--- Problem statement ---
Locate all lines in the data below that hold "around" and show them.

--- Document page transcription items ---
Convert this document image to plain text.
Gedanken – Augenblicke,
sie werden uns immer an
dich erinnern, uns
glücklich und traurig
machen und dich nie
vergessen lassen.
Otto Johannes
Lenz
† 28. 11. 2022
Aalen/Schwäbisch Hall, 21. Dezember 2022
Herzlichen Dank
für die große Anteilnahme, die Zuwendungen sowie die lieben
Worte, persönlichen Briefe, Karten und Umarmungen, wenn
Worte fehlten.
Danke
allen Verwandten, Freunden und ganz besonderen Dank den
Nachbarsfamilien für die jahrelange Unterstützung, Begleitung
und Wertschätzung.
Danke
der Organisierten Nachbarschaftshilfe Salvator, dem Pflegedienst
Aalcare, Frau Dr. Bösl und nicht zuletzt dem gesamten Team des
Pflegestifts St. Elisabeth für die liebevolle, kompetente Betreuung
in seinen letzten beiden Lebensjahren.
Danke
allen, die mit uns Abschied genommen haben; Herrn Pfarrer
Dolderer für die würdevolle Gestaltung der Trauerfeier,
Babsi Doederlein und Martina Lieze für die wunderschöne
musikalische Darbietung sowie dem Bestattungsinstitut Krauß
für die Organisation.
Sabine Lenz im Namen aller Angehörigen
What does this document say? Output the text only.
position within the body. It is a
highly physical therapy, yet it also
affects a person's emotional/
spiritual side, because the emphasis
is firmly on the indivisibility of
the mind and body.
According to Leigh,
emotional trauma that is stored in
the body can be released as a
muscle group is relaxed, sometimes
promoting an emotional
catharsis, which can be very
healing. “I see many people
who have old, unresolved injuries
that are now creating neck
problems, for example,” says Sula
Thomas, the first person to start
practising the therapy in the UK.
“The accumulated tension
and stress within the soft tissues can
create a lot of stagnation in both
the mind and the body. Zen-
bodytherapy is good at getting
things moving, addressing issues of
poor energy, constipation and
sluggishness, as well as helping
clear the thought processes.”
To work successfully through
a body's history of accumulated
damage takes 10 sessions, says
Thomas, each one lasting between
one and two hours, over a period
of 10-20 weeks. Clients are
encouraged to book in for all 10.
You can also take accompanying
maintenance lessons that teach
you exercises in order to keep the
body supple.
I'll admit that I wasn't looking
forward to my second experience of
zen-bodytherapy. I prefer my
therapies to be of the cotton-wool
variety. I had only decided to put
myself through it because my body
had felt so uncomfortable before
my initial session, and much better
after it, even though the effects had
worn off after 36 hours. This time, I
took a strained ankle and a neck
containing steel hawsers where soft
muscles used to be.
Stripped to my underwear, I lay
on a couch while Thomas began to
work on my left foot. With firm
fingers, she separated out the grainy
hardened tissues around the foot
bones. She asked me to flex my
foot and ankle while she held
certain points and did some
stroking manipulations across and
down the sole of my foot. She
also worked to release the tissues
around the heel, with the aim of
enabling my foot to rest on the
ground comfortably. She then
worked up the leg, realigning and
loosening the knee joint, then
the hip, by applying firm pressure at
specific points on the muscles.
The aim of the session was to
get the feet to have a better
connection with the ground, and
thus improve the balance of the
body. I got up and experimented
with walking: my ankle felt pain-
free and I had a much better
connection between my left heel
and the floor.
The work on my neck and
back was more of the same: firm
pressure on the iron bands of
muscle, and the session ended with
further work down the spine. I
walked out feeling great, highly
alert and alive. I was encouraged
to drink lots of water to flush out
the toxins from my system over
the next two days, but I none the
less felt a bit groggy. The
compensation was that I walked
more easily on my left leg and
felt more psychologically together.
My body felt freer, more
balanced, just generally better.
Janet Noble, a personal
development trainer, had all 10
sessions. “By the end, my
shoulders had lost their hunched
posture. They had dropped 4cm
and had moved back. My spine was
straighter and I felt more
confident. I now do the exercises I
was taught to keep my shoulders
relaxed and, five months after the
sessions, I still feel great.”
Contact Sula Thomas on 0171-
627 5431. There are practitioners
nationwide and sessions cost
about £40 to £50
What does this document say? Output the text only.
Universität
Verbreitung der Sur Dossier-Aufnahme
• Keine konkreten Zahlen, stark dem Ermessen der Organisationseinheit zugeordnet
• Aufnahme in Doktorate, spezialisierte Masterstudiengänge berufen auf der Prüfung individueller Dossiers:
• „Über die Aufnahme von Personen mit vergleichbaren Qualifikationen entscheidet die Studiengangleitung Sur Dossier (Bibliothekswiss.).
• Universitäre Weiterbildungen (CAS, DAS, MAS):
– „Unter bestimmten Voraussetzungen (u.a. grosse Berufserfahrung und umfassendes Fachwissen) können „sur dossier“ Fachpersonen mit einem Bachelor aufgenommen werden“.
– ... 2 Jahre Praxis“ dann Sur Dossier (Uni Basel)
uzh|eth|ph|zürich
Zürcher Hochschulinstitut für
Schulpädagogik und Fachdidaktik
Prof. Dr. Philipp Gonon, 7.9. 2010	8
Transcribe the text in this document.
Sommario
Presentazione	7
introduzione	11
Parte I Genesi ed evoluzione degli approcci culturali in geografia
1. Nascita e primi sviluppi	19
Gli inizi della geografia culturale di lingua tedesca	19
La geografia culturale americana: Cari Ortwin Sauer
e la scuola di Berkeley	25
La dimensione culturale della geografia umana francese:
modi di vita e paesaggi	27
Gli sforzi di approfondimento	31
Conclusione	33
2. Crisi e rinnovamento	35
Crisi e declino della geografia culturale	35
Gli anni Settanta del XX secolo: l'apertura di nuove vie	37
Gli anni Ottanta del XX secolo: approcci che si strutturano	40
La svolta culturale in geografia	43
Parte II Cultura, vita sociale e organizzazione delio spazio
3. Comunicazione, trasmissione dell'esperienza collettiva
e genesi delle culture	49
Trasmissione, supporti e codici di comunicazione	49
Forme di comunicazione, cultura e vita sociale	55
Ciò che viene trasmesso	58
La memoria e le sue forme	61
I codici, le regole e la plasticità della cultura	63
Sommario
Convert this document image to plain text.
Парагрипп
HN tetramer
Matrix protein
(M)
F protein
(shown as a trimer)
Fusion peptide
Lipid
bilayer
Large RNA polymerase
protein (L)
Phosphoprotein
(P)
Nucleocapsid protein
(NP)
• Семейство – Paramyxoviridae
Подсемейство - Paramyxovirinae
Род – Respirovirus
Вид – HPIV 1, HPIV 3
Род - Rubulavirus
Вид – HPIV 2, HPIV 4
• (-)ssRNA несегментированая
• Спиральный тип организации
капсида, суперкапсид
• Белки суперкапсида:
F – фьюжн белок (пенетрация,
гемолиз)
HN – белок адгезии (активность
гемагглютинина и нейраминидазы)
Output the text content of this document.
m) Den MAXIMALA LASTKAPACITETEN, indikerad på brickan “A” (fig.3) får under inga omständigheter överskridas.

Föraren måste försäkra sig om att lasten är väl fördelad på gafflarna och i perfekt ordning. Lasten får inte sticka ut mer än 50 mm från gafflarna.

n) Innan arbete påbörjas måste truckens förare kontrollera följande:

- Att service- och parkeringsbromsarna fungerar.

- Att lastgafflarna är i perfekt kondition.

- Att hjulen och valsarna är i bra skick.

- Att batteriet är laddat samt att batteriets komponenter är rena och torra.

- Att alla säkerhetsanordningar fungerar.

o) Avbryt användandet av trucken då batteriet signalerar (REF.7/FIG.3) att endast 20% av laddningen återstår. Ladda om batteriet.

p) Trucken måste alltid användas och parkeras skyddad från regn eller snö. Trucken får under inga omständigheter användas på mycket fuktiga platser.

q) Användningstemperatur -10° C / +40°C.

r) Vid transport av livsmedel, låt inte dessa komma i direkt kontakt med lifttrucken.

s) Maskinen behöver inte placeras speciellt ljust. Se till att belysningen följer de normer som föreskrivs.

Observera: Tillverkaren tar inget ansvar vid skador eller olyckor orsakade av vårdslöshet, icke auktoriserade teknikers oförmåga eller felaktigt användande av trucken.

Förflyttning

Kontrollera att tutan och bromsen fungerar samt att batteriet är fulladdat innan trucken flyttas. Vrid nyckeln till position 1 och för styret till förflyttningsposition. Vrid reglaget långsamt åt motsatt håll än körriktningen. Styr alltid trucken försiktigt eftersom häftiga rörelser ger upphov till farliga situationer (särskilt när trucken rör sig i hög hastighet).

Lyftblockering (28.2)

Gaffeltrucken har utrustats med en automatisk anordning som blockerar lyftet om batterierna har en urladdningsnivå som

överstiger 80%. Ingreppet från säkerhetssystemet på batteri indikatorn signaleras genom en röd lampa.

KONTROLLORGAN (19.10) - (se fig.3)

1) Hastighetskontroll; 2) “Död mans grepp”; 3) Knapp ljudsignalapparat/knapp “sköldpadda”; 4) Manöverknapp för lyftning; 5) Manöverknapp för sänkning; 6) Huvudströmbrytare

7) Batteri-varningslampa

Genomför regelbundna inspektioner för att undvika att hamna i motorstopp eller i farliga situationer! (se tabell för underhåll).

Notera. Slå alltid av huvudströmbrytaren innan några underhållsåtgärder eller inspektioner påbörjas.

--- Result ---
hardened tissues around the foot
around the heel, with the aim of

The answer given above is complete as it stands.